═══ DATASET RECORDS
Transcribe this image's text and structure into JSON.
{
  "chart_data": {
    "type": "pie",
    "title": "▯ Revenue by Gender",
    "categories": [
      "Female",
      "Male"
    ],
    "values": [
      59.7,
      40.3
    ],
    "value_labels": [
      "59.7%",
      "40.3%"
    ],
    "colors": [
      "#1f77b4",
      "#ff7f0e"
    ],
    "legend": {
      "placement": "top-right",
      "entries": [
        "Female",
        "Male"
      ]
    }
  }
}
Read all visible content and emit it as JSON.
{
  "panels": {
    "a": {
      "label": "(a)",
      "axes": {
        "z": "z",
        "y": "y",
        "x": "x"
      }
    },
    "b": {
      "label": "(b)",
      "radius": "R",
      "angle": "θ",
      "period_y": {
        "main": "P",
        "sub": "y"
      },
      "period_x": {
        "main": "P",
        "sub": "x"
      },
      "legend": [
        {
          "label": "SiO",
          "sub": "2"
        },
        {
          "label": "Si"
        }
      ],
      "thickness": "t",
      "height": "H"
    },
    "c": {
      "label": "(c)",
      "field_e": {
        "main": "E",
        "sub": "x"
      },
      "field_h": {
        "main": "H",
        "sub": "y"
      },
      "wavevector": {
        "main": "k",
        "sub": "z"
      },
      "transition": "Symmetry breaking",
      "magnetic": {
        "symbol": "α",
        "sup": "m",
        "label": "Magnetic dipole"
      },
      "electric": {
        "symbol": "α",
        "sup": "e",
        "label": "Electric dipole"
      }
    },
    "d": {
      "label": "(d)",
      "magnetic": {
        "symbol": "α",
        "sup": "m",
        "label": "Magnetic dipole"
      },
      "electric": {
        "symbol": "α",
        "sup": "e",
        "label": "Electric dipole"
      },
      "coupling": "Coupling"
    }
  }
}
══════
**OBJECTIVE:**
Reproduce the full set of records precisely.

**OUTPUT:**
Transcribe this image's text and structure into JSON.
{
  "chart_data": {
    "type": "pie",
    "title": "▯ Revenue by Gender",
    "categories": [
      "Female",
      "Male"
    ],
    "values": [
      59.7,
      40.3
    ],
    "value_labels": [
      "59.7%",
      "40.3%"
    ],
    "colors": [
      "#1f77b4",
      "#ff7f0e"
    ],
    "legend": {
      "placement": "top-right",
      "entries": [
        "Female",
        "Male"
      ]
    }
  }
}
Read all visible content and emit it as JSON.
{
  "panels": {
    "a": {
      "label": "(a)",
      "axes": {
        "z": "z",
        "y": "y",
        "x": "x"
      }
    },
    "b": {
      "label": "(b)",
      "radius": "R",
      "angle": "θ",
      "period_y": {
        "main": "P",
        "sub": "y"
      },
      "period_x": {
        "main": "P",
        "sub": "x"
      },
      "legend": [
        {
          "label": "SiO",
          "sub": "2"
        },
        {
          "label": "Si"
        }
      ],
      "thickness": "t",
      "height": "H"
    },
    "c": {
      "label": "(c)",
      "field_e": {
        "main": "E",
        "sub": "x"
      },
      "field_h": {
        "main": "H",
        "sub": "y"
      },
      "wavevector": {
        "main": "k",
        "sub": "z"
      },
      "transition": "Symmetry breaking",
      "magnetic": {
        "symbol": "α",
        "sup": "m",
        "label": "Magnetic dipole"
      },
      "electric": {
        "symbol": "α",
        "sup": "e",
        "label": "Electric dipole"
      }
    },
    "d": {
      "label": "(d)",
      "magnetic": {
        "symbol": "α",
        "sup": "m",
        "label": "Magnetic dipole"
      },
      "electric": {
        "symbol": "α",
        "sup": "e",
        "label": "Electric dipole"
      },
      "coupling": "Coupling"
    }
  }
}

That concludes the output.